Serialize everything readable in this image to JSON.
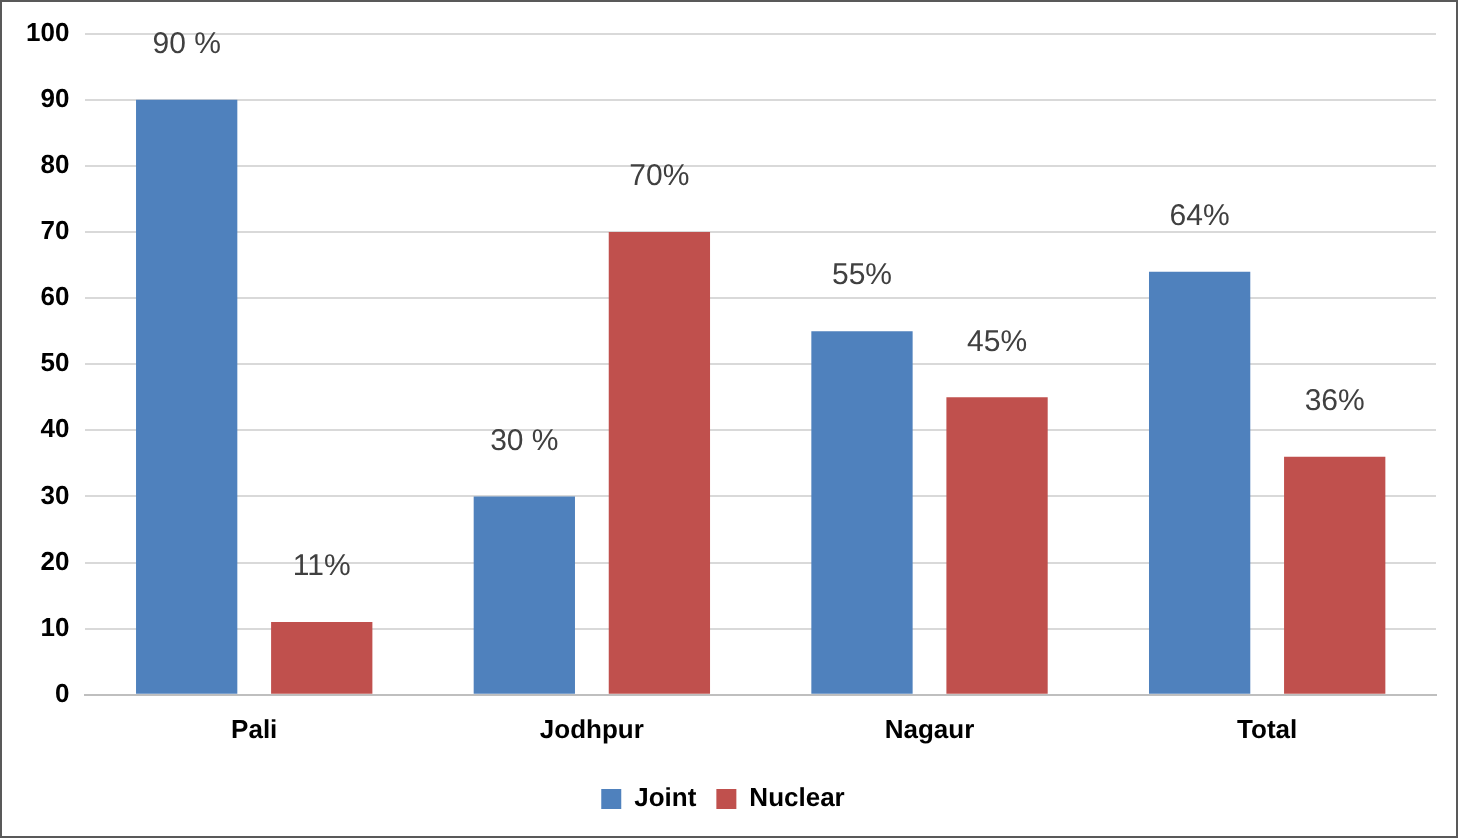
{
  "chart_data": {
    "type": "bar",
    "categories": [
      "Pali",
      "Jodhpur",
      "Nagaur",
      "Total"
    ],
    "series": [
      {
        "name": "Joint",
        "color": "#4f81bd",
        "values": [
          90,
          30,
          55,
          64
        ],
        "value_labels": [
          "90 %",
          "30 %",
          "55%",
          "64%"
        ]
      },
      {
        "name": "Nuclear",
        "color": "#c0504d",
        "values": [
          11,
          70,
          45,
          36
        ],
        "value_labels": [
          "11%",
          "70%",
          "45%",
          "36%"
        ]
      }
    ],
    "ylim": [
      0,
      100
    ],
    "yticks": [
      0,
      10,
      20,
      30,
      40,
      50,
      60,
      70,
      80,
      90,
      100
    ],
    "grid": "y",
    "legend": "bottom"
  }
}
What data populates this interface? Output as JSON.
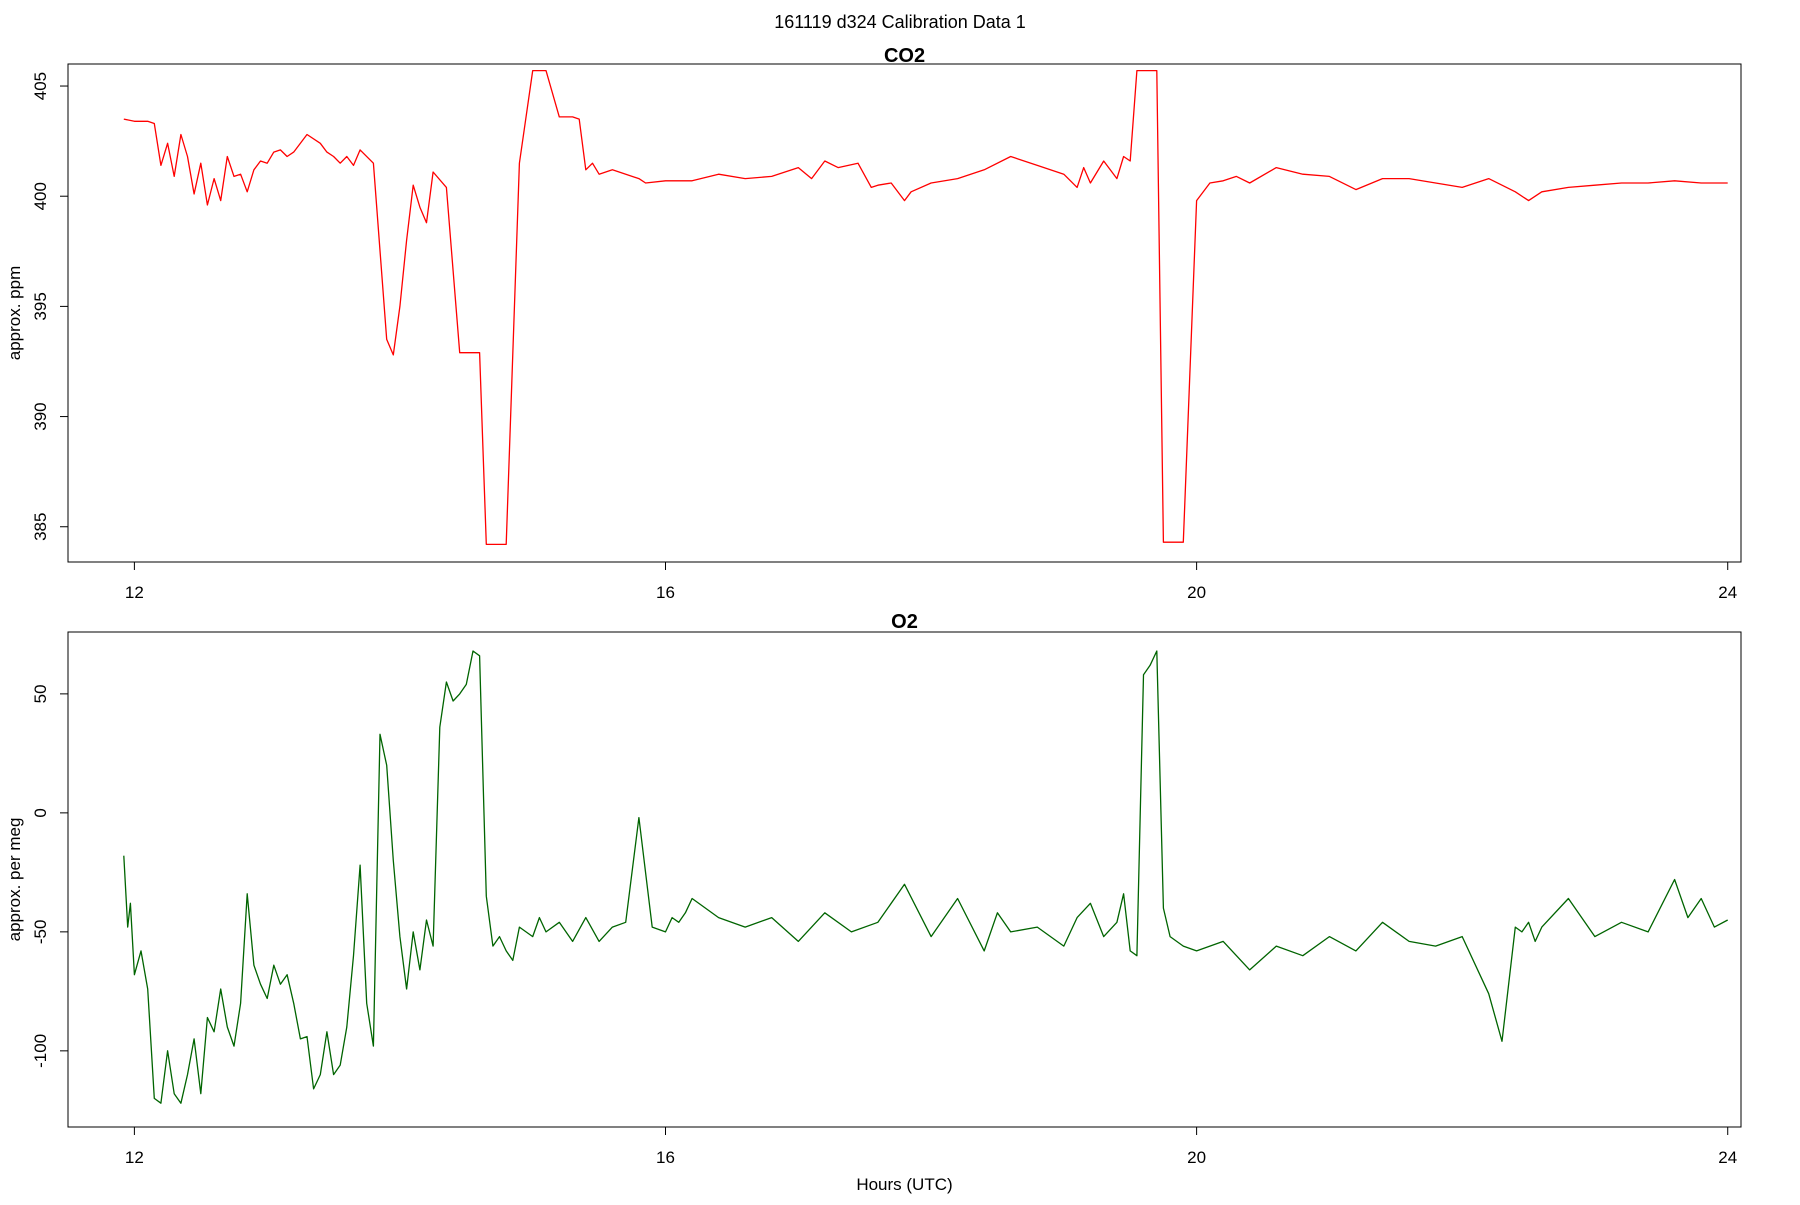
{
  "figure_title": "161119   d324   Calibration Data 1",
  "xlabel": "Hours (UTC)",
  "chart_data": [
    {
      "type": "line",
      "title": "CO2",
      "xlabel": "",
      "ylabel": "approx. ppm",
      "xlim": [
        11.5,
        24.1
      ],
      "ylim": [
        383.4,
        406.0
      ],
      "x_ticks": [
        12,
        16,
        20,
        24
      ],
      "y_ticks": [
        385,
        390,
        395,
        400,
        405
      ],
      "grid": false,
      "series": [
        {
          "color": "#ff0000",
          "x": [
            11.92,
            12.0,
            12.1,
            12.15,
            12.2,
            12.25,
            12.3,
            12.35,
            12.4,
            12.45,
            12.5,
            12.55,
            12.6,
            12.65,
            12.7,
            12.75,
            12.8,
            12.85,
            12.9,
            12.95,
            13.0,
            13.05,
            13.1,
            13.15,
            13.2,
            13.3,
            13.4,
            13.45,
            13.5,
            13.55,
            13.6,
            13.65,
            13.7,
            13.8,
            13.9,
            13.95,
            14.0,
            14.05,
            14.1,
            14.15,
            14.2,
            14.25,
            14.35,
            14.45,
            14.5,
            14.55,
            14.6,
            14.65,
            14.7,
            14.75,
            14.8,
            14.9,
            15.0,
            15.05,
            15.1,
            15.2,
            15.25,
            15.3,
            15.35,
            15.4,
            15.45,
            15.5,
            15.6,
            15.8,
            15.85,
            16.0,
            16.2,
            16.4,
            16.6,
            16.8,
            17.0,
            17.1,
            17.2,
            17.3,
            17.45,
            17.55,
            17.6,
            17.7,
            17.8,
            17.85,
            18.0,
            18.2,
            18.4,
            18.6,
            18.8,
            19.0,
            19.1,
            19.15,
            19.2,
            19.3,
            19.4,
            19.45,
            19.5,
            19.55,
            19.6,
            19.65,
            19.7,
            19.75,
            19.8,
            19.85,
            19.9,
            20.0,
            20.1,
            20.2,
            20.3,
            20.4,
            20.6,
            20.8,
            21.0,
            21.2,
            21.4,
            21.6,
            21.8,
            22.0,
            22.2,
            22.4,
            22.5,
            22.6,
            22.8,
            23.0,
            23.2,
            23.4,
            23.6,
            23.8,
            24.0
          ],
          "values": [
            403.5,
            403.4,
            403.4,
            403.3,
            401.4,
            402.4,
            400.9,
            402.8,
            401.8,
            400.1,
            401.5,
            399.6,
            400.8,
            399.8,
            401.8,
            400.9,
            401.0,
            400.2,
            401.2,
            401.6,
            401.5,
            402.0,
            402.1,
            401.8,
            402.0,
            402.8,
            402.4,
            402.0,
            401.8,
            401.5,
            401.8,
            401.4,
            402.1,
            401.5,
            393.5,
            392.8,
            395.0,
            398.0,
            400.5,
            399.5,
            398.8,
            401.1,
            400.4,
            392.9,
            392.9,
            392.9,
            392.9,
            384.2,
            384.2,
            384.2,
            384.2,
            401.5,
            405.7,
            405.7,
            405.7,
            403.6,
            403.6,
            403.6,
            403.5,
            401.2,
            401.5,
            401.0,
            401.2,
            400.8,
            400.6,
            400.7,
            400.7,
            401.0,
            400.8,
            400.9,
            401.3,
            400.8,
            401.6,
            401.3,
            401.5,
            400.4,
            400.5,
            400.6,
            399.8,
            400.2,
            400.6,
            400.8,
            401.2,
            401.8,
            401.4,
            401.0,
            400.4,
            401.3,
            400.6,
            401.6,
            400.8,
            401.8,
            401.6,
            405.7,
            405.7,
            405.7,
            405.7,
            384.3,
            384.3,
            384.3,
            384.3,
            399.8,
            400.6,
            400.7,
            400.9,
            400.6,
            401.3,
            401.0,
            400.9,
            400.3,
            400.8,
            400.8,
            400.6,
            400.4,
            400.8,
            400.2,
            399.8,
            400.2,
            400.4,
            400.5,
            400.6,
            400.6,
            400.7,
            400.6,
            400.6
          ]
        }
      ]
    },
    {
      "type": "line",
      "title": "O2",
      "xlabel": "Hours (UTC)",
      "ylabel": "approx. per meg",
      "xlim": [
        11.5,
        24.1
      ],
      "ylim": [
        -132,
        76
      ],
      "x_ticks": [
        12,
        16,
        20,
        24
      ],
      "y_ticks": [
        -100,
        -50,
        0,
        50
      ],
      "grid": false,
      "series": [
        {
          "color": "#006400",
          "x": [
            11.92,
            11.95,
            11.97,
            12.0,
            12.05,
            12.1,
            12.15,
            12.2,
            12.25,
            12.3,
            12.35,
            12.4,
            12.45,
            12.5,
            12.55,
            12.6,
            12.65,
            12.7,
            12.75,
            12.8,
            12.85,
            12.9,
            12.95,
            13.0,
            13.05,
            13.1,
            13.15,
            13.2,
            13.25,
            13.3,
            13.35,
            13.4,
            13.45,
            13.5,
            13.55,
            13.6,
            13.65,
            13.7,
            13.75,
            13.8,
            13.85,
            13.9,
            13.95,
            14.0,
            14.05,
            14.1,
            14.15,
            14.2,
            14.25,
            14.3,
            14.35,
            14.4,
            14.45,
            14.5,
            14.55,
            14.6,
            14.65,
            14.7,
            14.75,
            14.8,
            14.85,
            14.9,
            15.0,
            15.05,
            15.1,
            15.2,
            15.3,
            15.4,
            15.5,
            15.6,
            15.7,
            15.8,
            15.9,
            16.0,
            16.05,
            16.1,
            16.15,
            16.2,
            16.4,
            16.6,
            16.8,
            17.0,
            17.2,
            17.4,
            17.6,
            17.8,
            18.0,
            18.2,
            18.4,
            18.5,
            18.6,
            18.8,
            19.0,
            19.1,
            19.2,
            19.3,
            19.4,
            19.45,
            19.5,
            19.55,
            19.6,
            19.65,
            19.7,
            19.75,
            19.8,
            19.9,
            20.0,
            20.2,
            20.4,
            20.6,
            20.8,
            21.0,
            21.2,
            21.4,
            21.6,
            21.8,
            22.0,
            22.2,
            22.3,
            22.4,
            22.45,
            22.5,
            22.55,
            22.6,
            22.8,
            23.0,
            23.2,
            23.4,
            23.6,
            23.7,
            23.8,
            23.9,
            24.0
          ],
          "values": [
            -18,
            -48,
            -38,
            -68,
            -58,
            -74,
            -120,
            -122,
            -100,
            -118,
            -122,
            -110,
            -95,
            -118,
            -86,
            -92,
            -74,
            -90,
            -98,
            -80,
            -34,
            -64,
            -72,
            -78,
            -64,
            -72,
            -68,
            -80,
            -95,
            -94,
            -116,
            -110,
            -92,
            -110,
            -106,
            -90,
            -60,
            -22,
            -80,
            -98,
            33,
            20,
            -20,
            -52,
            -74,
            -50,
            -66,
            -45,
            -56,
            36,
            55,
            47,
            50,
            54,
            68,
            66,
            -35,
            -56,
            -52,
            -58,
            -62,
            -48,
            -52,
            -44,
            -50,
            -46,
            -54,
            -44,
            -54,
            -48,
            -46,
            -2,
            -48,
            -50,
            -44,
            -46,
            -42,
            -36,
            -44,
            -48,
            -44,
            -54,
            -42,
            -50,
            -46,
            -30,
            -52,
            -36,
            -58,
            -42,
            -50,
            -48,
            -56,
            -44,
            -38,
            -52,
            -46,
            -34,
            -58,
            -60,
            58,
            62,
            68,
            -40,
            -52,
            -56,
            -58,
            -54,
            -66,
            -56,
            -60,
            -52,
            -58,
            -46,
            -54,
            -56,
            -52,
            -76,
            -96,
            -48,
            -50,
            -46,
            -54,
            -48,
            -36,
            -52,
            -46,
            -50,
            -28,
            -44,
            -36,
            -48,
            -45
          ]
        }
      ]
    }
  ]
}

+---+

**Required task:** What is the number of lines above that hold the string "xlabel"? Answer with that number alone.

**Solution for this exercise:** 3